橿原神宮は《記紀において初代天皇とされている神武天皇を祀るため、神武天皇の宮(畝傍橿原宮)があったとされるこの地に、橿原神宮創建の民間有志の請願に感銘を受けた明治天皇により、明治23年(1890年)4月2日に官幣大社として創建された》(Wikipedia)という神社である。明治21年に当時県会議員だった西内成郷氏(高市郡上子島村=現在の高取町)が内務大臣・山県有朋に請願したもので、『橿原神宮史』には「同地ヘ一ノ建碑ヲナシ其碑文ノ如キハ勅裁を仰ギ奉ラントス」とあり、もともとは神社ではなく「記念碑を建ててほしい」というつつましいものだった。

一方、「畝傍の白檮宮」は橿原市ではなく、御所市柏原であるという説がある。ウチの会社に、代々柏原に住み、「神武天皇社」(御所市柏原字屋舗)という神社の総代を務めておられる先輩(ハンドルネーム「国見山」さん)がいて、現地の写真をはじめ、いろんな情報を提供してくださった。

かくれ里 (講談社文芸文庫―現代日本のエッセイ)
白洲正子
講談社

白洲正子も『かくれ里』(講談社文芸文庫)に、神武天皇社について書いている。《なぜそんな所に興味をもったかといえば、神武天皇が即位されたのは、今の橿原神宮ではなく、おそらくこの柏原の地だからである。何度も人に尋ねながら行くと、その社は、柏原の町中の、藤井勘左衛門氏という家の前を入った、小路の奥に鎮座していた》。何を隠そう、藤井勘左衛門氏こそ、国見山さんの曾祖父でいらっしゃる。ご自宅で白洲正子に応対されたのは、国見山さんのお母様だったそうである。サインはいただいたのだろうか。


神武天皇社本殿。トップ写真は参道から撮った拝殿。写真はすべて国見山さんが撮影されたもの

《村の鎮守といった格好で、みすぼらしい社殿があるだけだが、畝傍の裏にひっそりとかくれて、村人たちに「神武さん」と呼ばれて護られている姿は、土豪に擁されて即位した磐余彦の、ありのままの姿をほうふつとさせる。人も知るように、現在の橿原神宮は、明治の中頃できたもので、地名も橿原ではなく、白橿の村といったと聞く。どういういきさつで、そこが正しい宮跡とされたか、私は知らないけれども、徳川時代にはすでにわからなくなっていたらしい》。神武天皇の宮=柏原説の論拠は、鳥越憲三郎氏(大阪教育大学名誉教授)の『神々と天皇の間』(朝日文庫)に詳しい。

◆ **データ一覧**:
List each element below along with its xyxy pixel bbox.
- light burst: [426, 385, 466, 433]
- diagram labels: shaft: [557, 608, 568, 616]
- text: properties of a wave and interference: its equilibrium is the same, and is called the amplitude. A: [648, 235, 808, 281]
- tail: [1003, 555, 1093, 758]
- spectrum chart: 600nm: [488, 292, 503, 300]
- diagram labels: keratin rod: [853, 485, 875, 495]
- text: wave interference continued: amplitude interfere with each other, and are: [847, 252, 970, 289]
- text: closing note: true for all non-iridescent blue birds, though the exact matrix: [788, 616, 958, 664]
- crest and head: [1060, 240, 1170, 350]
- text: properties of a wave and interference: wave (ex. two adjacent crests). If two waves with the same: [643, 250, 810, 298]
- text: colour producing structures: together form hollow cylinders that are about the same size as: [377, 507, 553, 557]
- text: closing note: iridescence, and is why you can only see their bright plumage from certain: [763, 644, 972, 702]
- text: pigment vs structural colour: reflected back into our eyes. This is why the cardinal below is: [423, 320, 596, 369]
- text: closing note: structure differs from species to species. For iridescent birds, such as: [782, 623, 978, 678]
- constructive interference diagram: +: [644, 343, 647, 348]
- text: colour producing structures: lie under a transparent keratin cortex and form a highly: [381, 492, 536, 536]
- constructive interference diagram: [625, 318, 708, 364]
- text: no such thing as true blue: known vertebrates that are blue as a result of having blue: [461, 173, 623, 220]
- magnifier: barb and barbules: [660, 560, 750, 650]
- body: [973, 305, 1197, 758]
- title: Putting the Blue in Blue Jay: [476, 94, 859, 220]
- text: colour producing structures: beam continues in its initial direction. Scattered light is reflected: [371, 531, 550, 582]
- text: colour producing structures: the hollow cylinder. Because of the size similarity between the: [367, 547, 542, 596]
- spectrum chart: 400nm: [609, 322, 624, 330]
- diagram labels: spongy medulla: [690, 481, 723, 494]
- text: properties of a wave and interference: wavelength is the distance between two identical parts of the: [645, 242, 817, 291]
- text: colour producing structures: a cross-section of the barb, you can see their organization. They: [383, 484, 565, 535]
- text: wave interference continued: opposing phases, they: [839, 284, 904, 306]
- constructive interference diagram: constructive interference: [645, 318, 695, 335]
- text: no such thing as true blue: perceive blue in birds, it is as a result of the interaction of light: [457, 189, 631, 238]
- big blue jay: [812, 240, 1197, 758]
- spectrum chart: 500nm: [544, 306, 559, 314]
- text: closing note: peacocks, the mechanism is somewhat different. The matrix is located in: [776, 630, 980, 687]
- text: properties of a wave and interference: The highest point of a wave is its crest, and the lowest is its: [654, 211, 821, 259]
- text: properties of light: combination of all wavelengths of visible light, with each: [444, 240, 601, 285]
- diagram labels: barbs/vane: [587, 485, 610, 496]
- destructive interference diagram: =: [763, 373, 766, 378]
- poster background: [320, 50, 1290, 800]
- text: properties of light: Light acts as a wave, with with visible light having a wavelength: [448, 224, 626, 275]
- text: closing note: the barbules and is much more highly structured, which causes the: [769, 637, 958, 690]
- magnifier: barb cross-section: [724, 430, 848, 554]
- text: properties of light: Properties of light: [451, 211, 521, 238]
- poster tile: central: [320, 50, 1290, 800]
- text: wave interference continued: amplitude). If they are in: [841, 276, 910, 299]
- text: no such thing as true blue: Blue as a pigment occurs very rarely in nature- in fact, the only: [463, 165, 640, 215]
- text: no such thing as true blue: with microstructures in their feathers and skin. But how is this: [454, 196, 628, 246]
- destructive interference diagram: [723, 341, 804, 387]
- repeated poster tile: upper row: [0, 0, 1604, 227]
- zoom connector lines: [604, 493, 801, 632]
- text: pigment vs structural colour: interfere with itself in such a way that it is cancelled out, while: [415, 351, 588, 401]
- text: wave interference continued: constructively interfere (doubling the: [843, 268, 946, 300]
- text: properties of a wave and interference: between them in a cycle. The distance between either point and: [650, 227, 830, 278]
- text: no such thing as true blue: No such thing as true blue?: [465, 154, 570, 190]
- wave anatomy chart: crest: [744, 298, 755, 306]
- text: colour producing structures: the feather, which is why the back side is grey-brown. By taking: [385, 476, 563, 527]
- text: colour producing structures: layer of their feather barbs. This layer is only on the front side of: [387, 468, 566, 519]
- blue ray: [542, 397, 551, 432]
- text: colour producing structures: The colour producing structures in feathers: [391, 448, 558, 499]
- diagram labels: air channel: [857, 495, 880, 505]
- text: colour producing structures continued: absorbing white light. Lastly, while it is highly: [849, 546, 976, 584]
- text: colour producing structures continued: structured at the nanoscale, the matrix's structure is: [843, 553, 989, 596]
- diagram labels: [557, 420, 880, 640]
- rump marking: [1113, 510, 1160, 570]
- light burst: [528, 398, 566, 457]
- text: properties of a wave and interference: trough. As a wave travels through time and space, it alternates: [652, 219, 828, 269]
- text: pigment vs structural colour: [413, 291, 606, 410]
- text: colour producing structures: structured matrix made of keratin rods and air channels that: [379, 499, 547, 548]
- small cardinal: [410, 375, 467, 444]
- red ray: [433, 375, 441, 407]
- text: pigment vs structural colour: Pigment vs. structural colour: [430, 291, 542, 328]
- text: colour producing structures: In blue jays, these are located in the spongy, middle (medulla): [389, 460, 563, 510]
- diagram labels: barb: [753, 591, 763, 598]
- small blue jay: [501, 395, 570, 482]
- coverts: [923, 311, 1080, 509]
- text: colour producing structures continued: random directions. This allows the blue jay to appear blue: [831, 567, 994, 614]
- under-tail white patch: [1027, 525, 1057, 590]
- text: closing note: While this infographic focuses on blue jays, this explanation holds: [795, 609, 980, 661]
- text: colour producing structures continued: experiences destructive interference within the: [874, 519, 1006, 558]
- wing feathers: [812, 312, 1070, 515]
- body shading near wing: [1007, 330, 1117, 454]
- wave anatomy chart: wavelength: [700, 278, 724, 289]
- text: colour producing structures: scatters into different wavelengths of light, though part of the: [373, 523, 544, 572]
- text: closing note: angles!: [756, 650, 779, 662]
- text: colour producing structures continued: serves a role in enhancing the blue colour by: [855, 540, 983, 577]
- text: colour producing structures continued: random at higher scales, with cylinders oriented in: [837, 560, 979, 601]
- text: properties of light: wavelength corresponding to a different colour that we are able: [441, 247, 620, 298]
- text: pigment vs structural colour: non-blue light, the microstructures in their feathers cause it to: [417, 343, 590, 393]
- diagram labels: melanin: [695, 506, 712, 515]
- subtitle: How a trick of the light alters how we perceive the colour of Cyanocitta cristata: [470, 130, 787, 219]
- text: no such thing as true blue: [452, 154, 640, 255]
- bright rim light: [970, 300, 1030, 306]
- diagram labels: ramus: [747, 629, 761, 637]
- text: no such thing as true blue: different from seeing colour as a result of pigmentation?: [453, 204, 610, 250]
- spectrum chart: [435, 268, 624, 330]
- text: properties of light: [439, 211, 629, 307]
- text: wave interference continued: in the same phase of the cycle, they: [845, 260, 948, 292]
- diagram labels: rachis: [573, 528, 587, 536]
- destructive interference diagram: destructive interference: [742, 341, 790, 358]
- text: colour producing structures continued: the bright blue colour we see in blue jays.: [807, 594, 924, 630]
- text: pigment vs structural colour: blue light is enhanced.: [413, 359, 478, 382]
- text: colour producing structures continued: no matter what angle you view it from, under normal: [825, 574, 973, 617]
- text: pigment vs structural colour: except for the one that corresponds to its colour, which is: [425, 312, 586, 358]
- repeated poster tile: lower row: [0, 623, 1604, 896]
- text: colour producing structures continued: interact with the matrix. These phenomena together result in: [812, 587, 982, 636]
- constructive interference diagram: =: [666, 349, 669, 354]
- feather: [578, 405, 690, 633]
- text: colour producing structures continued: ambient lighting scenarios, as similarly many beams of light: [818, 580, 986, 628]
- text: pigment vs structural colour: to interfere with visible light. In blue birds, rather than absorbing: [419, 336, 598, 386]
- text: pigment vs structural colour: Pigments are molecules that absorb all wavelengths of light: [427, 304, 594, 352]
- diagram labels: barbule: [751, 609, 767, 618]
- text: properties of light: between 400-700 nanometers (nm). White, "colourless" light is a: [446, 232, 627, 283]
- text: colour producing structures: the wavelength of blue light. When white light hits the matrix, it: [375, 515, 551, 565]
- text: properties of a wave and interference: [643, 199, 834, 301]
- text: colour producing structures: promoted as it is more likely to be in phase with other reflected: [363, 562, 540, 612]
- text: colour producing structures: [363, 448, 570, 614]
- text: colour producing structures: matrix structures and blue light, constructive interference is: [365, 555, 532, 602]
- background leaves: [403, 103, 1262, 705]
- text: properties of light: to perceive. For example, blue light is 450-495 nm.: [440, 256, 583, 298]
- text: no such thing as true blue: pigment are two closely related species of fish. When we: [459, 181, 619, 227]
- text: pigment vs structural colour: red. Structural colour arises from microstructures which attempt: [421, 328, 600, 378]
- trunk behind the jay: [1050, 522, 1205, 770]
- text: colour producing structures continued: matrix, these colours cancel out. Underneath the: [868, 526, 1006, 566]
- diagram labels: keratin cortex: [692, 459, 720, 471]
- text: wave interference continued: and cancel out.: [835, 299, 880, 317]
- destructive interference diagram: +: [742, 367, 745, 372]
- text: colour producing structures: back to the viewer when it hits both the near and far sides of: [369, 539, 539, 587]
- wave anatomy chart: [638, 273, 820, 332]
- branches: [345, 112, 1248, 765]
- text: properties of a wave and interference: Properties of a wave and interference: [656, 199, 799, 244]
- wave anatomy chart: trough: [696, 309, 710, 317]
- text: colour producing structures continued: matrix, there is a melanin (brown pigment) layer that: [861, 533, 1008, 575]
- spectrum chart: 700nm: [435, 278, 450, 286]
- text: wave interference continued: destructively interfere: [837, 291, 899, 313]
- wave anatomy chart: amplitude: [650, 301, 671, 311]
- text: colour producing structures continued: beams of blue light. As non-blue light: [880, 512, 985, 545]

◆ **課題**:
(A) 原文によると、橿原神宮が官幣大社として創建されたのはいつですか。
(B) 原文の「白洲正子も『かくれ里』(講談」から「の間』(朝日文庫)に詳しい。」までを、「の間』(朝日文庫)に詳しい。」の部分も含めて書き出し、その際「国見山さん」を「先輩」に置き換えてください。

◆ **解答**:
(A) 明治23年(1890年)4月2日。

(B)
白洲正子も『かくれ里』(講談社文芸文庫)に、神武天皇社について書いている。《なぜそんな所に興味をもったかといえば、神武天皇が即位されたのは、今の橿原神宮ではなく、おそらくこの柏原の地だからである。何度も人に尋ねながら行くと、その社は、柏原の町中の、藤井勘左衛門氏という家の前を入った、小路の奥に鎮座していた》。何を隠そう、藤井勘左衛門氏こそ、先輩の曾祖父でいらっしゃる。ご自宅で白洲正子に応対されたのは、先輩のお母様だったそうである。サインはいただいたのだろうか。


神武天皇社本殿。トップ写真は参道から撮った拝殿。写真はすべて先輩が撮影されたもの

《村の鎮守といった格好で、みすぼらしい社殿があるだけだが、畝傍の裏にひっそりとかくれて、村人たちに「神武さん」と呼ばれて護られている姿は、土豪に擁されて即位した磐余彦の、ありのままの姿をほうふつとさせる。人も知るように、現在の橿原神宮は、明治の中頃できたもので、地名も橿原ではなく、白橿の村といったと聞く。どういういきさつで、そこが正しい宮跡とされたか、私は知らないけれども、徳川時代にはすでにわからなくなっていたらしい》。神武天皇の宮=柏原説の論拠は、鳥越憲三郎氏(大阪教育大学名誉教授)の『神々と天皇の間』(朝日文庫)に詳しい。